RECORDED INFORMATION:
***

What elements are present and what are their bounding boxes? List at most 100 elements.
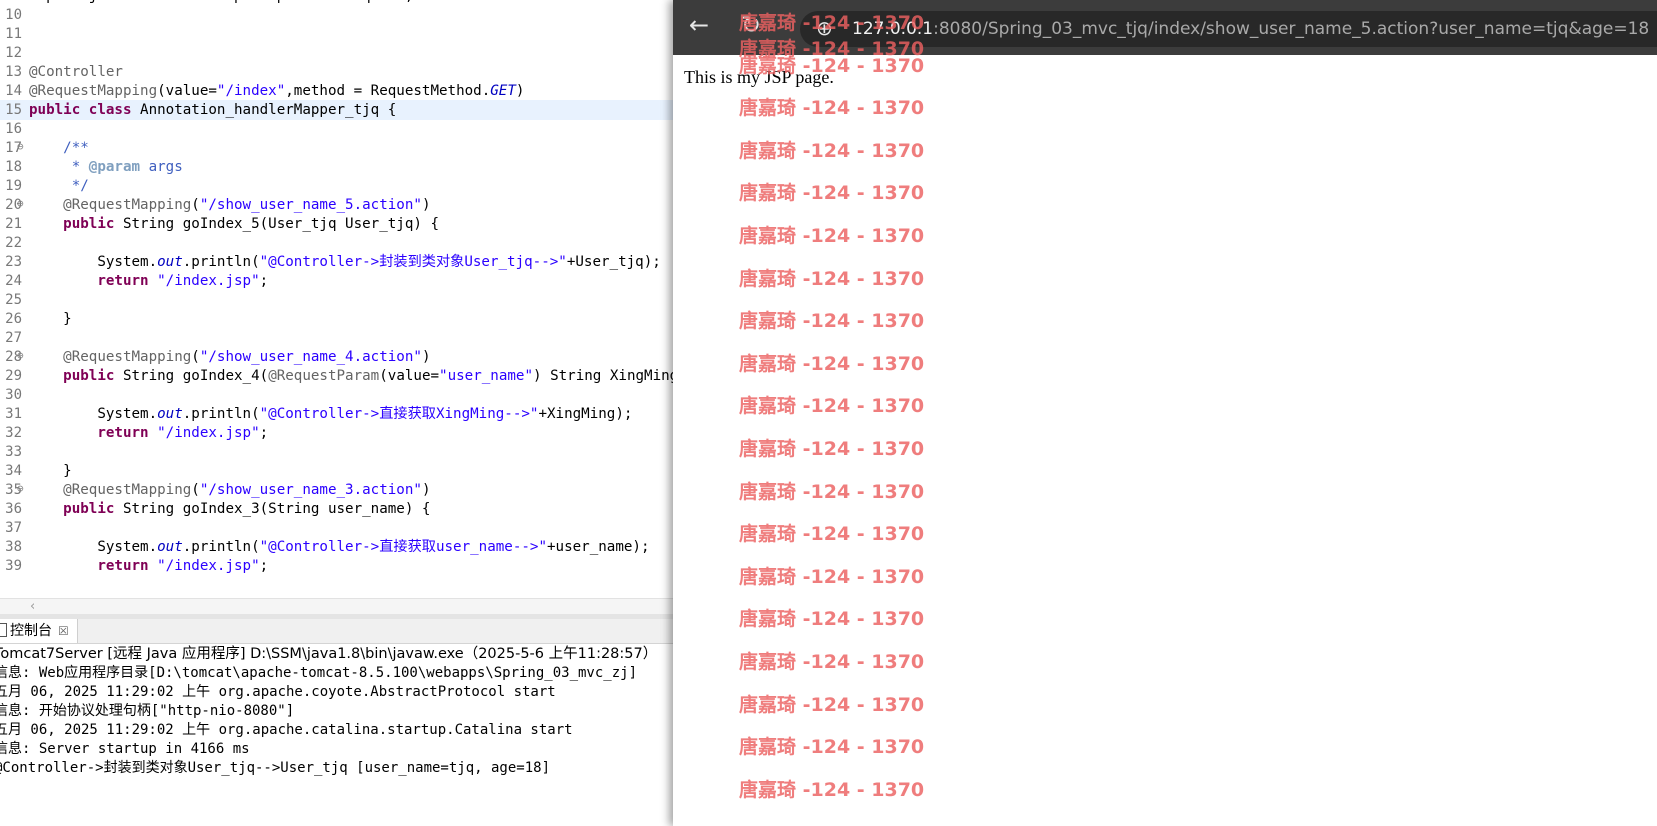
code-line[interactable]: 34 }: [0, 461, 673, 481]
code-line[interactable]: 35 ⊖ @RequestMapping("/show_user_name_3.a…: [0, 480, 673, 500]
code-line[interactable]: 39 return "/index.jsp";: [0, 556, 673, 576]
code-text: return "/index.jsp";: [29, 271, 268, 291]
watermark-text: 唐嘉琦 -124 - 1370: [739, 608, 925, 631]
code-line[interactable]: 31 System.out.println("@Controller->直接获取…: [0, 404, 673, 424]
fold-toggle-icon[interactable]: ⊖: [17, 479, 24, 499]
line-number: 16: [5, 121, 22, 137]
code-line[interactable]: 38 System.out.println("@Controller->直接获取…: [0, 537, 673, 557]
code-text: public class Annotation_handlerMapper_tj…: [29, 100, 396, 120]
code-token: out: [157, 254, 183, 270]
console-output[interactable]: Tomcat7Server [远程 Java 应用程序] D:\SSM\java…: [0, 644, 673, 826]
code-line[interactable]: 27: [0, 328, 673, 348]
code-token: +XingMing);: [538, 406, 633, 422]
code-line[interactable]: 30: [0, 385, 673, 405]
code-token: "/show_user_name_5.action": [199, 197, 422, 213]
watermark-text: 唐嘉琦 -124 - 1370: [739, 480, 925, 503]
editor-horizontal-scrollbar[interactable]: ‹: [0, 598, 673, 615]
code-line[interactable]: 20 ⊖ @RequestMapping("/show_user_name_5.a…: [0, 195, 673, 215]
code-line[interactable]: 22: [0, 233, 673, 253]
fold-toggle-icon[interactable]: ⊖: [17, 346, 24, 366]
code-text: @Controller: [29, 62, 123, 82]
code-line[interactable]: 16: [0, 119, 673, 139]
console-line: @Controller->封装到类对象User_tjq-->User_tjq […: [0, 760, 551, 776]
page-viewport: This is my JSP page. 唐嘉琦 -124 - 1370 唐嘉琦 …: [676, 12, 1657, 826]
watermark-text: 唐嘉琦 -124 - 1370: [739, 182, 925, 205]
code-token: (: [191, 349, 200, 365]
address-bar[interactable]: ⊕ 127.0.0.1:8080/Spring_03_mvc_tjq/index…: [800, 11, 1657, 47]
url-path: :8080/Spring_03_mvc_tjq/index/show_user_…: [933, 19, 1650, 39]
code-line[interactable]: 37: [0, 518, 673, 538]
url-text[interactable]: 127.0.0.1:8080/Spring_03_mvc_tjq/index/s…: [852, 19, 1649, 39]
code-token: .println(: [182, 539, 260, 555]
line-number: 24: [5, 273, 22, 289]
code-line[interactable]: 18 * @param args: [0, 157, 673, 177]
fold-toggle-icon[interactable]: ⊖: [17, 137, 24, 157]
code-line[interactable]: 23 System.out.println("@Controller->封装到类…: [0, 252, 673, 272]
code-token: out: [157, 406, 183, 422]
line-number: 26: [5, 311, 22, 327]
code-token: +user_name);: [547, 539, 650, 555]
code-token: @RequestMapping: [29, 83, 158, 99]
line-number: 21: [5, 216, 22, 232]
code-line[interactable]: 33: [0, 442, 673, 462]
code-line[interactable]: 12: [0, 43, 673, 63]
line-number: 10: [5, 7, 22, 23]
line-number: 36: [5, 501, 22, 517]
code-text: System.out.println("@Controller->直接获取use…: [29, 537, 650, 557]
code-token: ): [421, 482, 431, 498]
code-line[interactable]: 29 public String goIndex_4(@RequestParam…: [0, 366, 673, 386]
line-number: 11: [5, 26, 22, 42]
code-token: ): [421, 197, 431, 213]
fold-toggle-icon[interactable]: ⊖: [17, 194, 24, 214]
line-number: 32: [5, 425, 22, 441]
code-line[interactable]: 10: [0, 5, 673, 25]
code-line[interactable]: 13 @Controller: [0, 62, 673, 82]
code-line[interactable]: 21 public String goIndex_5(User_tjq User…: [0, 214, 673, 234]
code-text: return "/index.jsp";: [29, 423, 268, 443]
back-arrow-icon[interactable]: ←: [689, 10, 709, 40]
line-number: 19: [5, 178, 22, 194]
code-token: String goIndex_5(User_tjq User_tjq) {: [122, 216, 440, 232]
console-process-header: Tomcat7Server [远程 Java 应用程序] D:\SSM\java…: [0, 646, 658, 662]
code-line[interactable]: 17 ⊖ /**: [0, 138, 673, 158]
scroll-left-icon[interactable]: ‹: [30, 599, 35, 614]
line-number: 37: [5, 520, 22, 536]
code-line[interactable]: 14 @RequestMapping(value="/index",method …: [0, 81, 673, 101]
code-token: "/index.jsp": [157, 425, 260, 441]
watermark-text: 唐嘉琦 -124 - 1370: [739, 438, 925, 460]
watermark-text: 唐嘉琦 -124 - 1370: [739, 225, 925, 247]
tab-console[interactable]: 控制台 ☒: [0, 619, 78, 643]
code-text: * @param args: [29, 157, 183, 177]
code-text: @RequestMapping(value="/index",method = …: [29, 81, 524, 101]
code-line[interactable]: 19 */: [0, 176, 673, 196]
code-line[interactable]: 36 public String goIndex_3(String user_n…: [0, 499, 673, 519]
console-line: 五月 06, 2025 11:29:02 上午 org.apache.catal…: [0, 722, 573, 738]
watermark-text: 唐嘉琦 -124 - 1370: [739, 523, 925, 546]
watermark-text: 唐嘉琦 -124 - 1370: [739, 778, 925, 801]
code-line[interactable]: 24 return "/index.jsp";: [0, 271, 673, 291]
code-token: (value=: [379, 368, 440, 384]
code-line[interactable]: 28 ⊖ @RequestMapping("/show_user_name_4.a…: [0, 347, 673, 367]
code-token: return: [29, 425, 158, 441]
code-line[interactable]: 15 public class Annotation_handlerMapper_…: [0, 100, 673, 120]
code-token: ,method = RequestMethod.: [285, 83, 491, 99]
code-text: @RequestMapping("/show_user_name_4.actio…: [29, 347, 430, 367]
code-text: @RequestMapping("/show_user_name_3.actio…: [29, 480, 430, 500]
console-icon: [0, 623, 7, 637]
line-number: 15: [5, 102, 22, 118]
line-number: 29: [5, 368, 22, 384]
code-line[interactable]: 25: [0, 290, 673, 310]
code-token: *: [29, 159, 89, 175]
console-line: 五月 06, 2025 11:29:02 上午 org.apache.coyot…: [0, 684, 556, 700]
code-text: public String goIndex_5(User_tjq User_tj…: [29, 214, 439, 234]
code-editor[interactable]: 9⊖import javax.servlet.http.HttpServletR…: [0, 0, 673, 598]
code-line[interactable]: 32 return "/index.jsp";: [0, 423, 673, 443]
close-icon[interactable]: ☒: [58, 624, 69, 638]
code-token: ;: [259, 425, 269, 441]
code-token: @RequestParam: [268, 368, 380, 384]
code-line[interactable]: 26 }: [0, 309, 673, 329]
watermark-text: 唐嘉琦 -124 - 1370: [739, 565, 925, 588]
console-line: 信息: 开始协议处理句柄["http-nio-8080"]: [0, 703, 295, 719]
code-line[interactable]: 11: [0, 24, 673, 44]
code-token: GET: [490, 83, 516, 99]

***

REQUIREMENT:
Return every line of the records above word for word and in the same order, leaving out the pictures.

PROBLEM SOLUTION:
What elements are present and what are their bounding boxes? List at most 100 elements.
code-line[interactable]: 34 }: [0, 461, 673, 481]
code-line[interactable]: 35 ⊖ @RequestMapping("/show_user_name_3.a…: [0, 480, 673, 500]
code-line[interactable]: 39 return "/index.jsp";: [0, 556, 673, 576]
code-text: return "/index.jsp";: [29, 271, 268, 291]
watermark-text: 唐嘉琦 -124 - 1370: [739, 608, 925, 631]
code-line[interactable]: 31 System.out.println("@Controller->直接获取…: [0, 404, 673, 424]
fold-toggle-icon[interactable]: ⊖: [17, 479, 24, 499]
line-number: 16: [5, 121, 22, 137]
code-line[interactable]: 38 System.out.println("@Controller->直接获取…: [0, 537, 673, 557]
code-text: public class Annotation_handlerMapper_tj…: [29, 100, 396, 120]
code-token: out: [157, 254, 183, 270]
console-output[interactable]: Tomcat7Server [远程 Java 应用程序] D:\SSM\java…: [0, 644, 673, 826]
code-line[interactable]: 27: [0, 328, 673, 348]
code-token: +XingMing);: [538, 406, 633, 422]
code-line[interactable]: 30: [0, 385, 673, 405]
code-token: "/show_user_name_5.action": [199, 197, 422, 213]
watermark-text: 唐嘉琦 -124 - 1370: [739, 480, 925, 503]
editor-horizontal-scrollbar[interactable]: ‹: [0, 598, 673, 615]
code-line[interactable]: 20 ⊖ @RequestMapping("/show_user_name_5.a…: [0, 195, 673, 215]
code-line[interactable]: 22: [0, 233, 673, 253]
fold-toggle-icon[interactable]: ⊖: [17, 346, 24, 366]
code-text: @Controller: [29, 62, 123, 82]
code-line[interactable]: 16: [0, 119, 673, 139]
console-line: @Controller->封装到类对象User_tjq-->User_tjq […: [0, 760, 551, 776]
page-viewport: This is my JSP page. 唐嘉琦 -124 - 1370 唐嘉琦 …: [676, 12, 1657, 826]
watermark-text: 唐嘉琦 -124 - 1370: [739, 182, 925, 205]
code-token: (: [191, 349, 200, 365]
address-bar[interactable]: ⊕ 127.0.0.1:8080/Spring_03_mvc_tjq/index…: [800, 11, 1657, 47]
url-path: :8080/Spring_03_mvc_tjq/index/show_user_…: [933, 19, 1650, 39]
code-line[interactable]: 37: [0, 518, 673, 538]
url-text[interactable]: 127.0.0.1:8080/Spring_03_mvc_tjq/index/s…: [852, 19, 1649, 39]
code-token: .println(: [182, 539, 260, 555]
line-number: 24: [5, 273, 22, 289]
code-line[interactable]: 18 * @param args: [0, 157, 673, 177]
fold-toggle-icon[interactable]: ⊖: [17, 137, 24, 157]
code-line[interactable]: 23 System.out.println("@Controller->封装到类…: [0, 252, 673, 272]
code-token: out: [157, 406, 183, 422]
line-number: 26: [5, 311, 22, 327]
code-token: +user_name);: [547, 539, 650, 555]
code-token: @RequestMapping: [29, 83, 158, 99]
line-number: 21: [5, 216, 22, 232]
code-line[interactable]: 33: [0, 442, 673, 462]
code-line[interactable]: 12: [0, 43, 673, 63]
line-number: 10: [5, 7, 22, 23]
line-number: 36: [5, 501, 22, 517]
code-text: System.out.println("@Controller->直接获取use…: [29, 537, 650, 557]
code-token: ): [421, 482, 431, 498]
code-line[interactable]: 29 public String goIndex_4(@RequestParam…: [0, 366, 673, 386]
line-number: 11: [5, 26, 22, 42]
code-token: ): [421, 197, 431, 213]
fold-toggle-icon[interactable]: ⊖: [17, 194, 24, 214]
line-number: 32: [5, 425, 22, 441]
code-line[interactable]: 10: [0, 5, 673, 25]
code-line[interactable]: 13 @Controller: [0, 62, 673, 82]
code-line[interactable]: 21 public String goIndex_5(User_tjq User…: [0, 214, 673, 234]
code-text: return "/index.jsp";: [29, 423, 268, 443]
back-arrow-icon[interactable]: ←: [689, 10, 709, 40]
line-number: 19: [5, 178, 22, 194]
code-token: String goIndex_5(User_tjq User_tjq) {: [122, 216, 440, 232]
console-process-header: Tomcat7Server [远程 Java 应用程序] D:\SSM\java…: [0, 646, 658, 662]
code-line[interactable]: 17 ⊖ /**: [0, 138, 673, 158]
scroll-left-icon[interactable]: ‹: [30, 599, 35, 614]
line-number: 37: [5, 520, 22, 536]
code-line[interactable]: 14 @RequestMapping(value="/index",method …: [0, 81, 673, 101]
code-token: "/index.jsp": [157, 425, 260, 441]
watermark-text: 唐嘉琦 -124 - 1370: [739, 438, 925, 460]
watermark-text: 唐嘉琦 -124 - 1370: [739, 225, 925, 247]
tab-console[interactable]: 控制台 ☒: [0, 619, 78, 643]
code-text: * @param args: [29, 157, 183, 177]
code-text: @RequestMapping(value="/index",method = …: [29, 81, 524, 101]
code-line[interactable]: 19 */: [0, 176, 673, 196]
code-line[interactable]: 36 public String goIndex_3(String user_n…: [0, 499, 673, 519]
console-line: 五月 06, 2025 11:29:02 上午 org.apache.catal…: [0, 722, 573, 738]
watermark-text: 唐嘉琦 -124 - 1370: [739, 523, 925, 546]
watermark-text: 唐嘉琦 -124 - 1370: [739, 778, 925, 801]
code-line[interactable]: 24 return "/index.jsp";: [0, 271, 673, 291]
code-token: (value=: [379, 368, 440, 384]
code-line[interactable]: 28 ⊖ @RequestMapping("/show_user_name_4.a…: [0, 347, 673, 367]
code-token: return: [29, 425, 158, 441]
code-line[interactable]: 15 public class Annotation_handlerMapper_…: [0, 100, 673, 120]
code-token: ,method = RequestMethod.: [285, 83, 491, 99]
code-text: @RequestMapping("/show_user_name_4.actio…: [29, 347, 430, 367]
code-text: @RequestMapping("/show_user_name_3.actio…: [29, 480, 430, 500]
console-icon: [0, 623, 7, 637]
line-number: 15: [5, 102, 22, 118]
line-number: 29: [5, 368, 22, 384]
code-line[interactable]: 25: [0, 290, 673, 310]
code-token: *: [29, 159, 89, 175]
console-line: 五月 06, 2025 11:29:02 上午 org.apache.coyot…: [0, 684, 556, 700]
code-text: public String goIndex_5(User_tjq User_tj…: [29, 214, 439, 234]
code-editor[interactable]: 9⊖import javax.servlet.http.HttpServletR…: [0, 0, 673, 598]
code-line[interactable]: 32 return "/index.jsp";: [0, 423, 673, 443]
close-icon[interactable]: ☒: [58, 624, 69, 638]
code-token: ;: [259, 425, 269, 441]
code-token: @RequestParam: [268, 368, 380, 384]
code-line[interactable]: 26 }: [0, 309, 673, 329]
watermark-text: 唐嘉琦 -124 - 1370: [739, 565, 925, 588]
console-line: 信息: 开始协议处理句柄["http-nio-8080"]: [0, 703, 295, 719]
code-line[interactable]: 11: [0, 24, 673, 44]
code-token: GET: [490, 83, 516, 99]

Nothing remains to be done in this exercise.